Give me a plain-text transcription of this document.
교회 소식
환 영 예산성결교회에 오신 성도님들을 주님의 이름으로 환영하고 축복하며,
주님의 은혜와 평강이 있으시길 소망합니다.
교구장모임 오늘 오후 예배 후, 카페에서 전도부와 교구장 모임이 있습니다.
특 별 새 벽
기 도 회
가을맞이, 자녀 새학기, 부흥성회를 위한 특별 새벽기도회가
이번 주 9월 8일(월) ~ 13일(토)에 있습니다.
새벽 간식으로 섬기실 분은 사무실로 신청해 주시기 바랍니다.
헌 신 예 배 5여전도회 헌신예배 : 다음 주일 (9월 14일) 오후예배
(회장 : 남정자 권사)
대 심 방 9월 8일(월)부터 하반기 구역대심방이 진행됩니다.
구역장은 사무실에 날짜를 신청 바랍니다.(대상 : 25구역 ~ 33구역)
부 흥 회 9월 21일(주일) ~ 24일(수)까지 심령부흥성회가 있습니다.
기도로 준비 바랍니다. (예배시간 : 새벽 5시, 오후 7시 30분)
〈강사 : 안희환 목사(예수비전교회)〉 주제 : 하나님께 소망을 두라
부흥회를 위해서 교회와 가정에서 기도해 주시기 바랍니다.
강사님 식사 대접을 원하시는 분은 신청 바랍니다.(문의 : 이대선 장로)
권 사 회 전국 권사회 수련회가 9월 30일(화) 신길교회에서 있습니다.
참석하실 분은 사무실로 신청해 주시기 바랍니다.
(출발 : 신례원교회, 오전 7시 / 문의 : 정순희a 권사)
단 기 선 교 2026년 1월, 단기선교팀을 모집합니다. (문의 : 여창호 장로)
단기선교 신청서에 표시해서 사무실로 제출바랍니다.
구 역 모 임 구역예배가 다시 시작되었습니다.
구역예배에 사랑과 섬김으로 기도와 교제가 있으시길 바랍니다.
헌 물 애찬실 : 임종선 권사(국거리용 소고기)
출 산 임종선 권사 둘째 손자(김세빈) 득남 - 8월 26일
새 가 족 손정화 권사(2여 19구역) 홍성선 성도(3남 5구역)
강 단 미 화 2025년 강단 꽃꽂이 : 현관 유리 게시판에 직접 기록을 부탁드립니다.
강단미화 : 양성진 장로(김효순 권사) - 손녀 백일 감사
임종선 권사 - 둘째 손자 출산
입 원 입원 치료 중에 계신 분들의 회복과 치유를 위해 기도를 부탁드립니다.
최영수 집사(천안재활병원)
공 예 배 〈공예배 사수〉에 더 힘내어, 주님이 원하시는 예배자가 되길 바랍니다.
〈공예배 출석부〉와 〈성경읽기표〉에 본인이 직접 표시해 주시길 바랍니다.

» Your instructions: Look through the listing and extract every line with "부탁드립니다" in it.

» Written answer:
강 단 미 화 2025년 강단 꽃꽂이 : 현관 유리 게시판에 직접 기록을 부탁드립니다.
입 원 입원 치료 중에 계신 분들의 회복과 치유를 위해 기도를 부탁드립니다.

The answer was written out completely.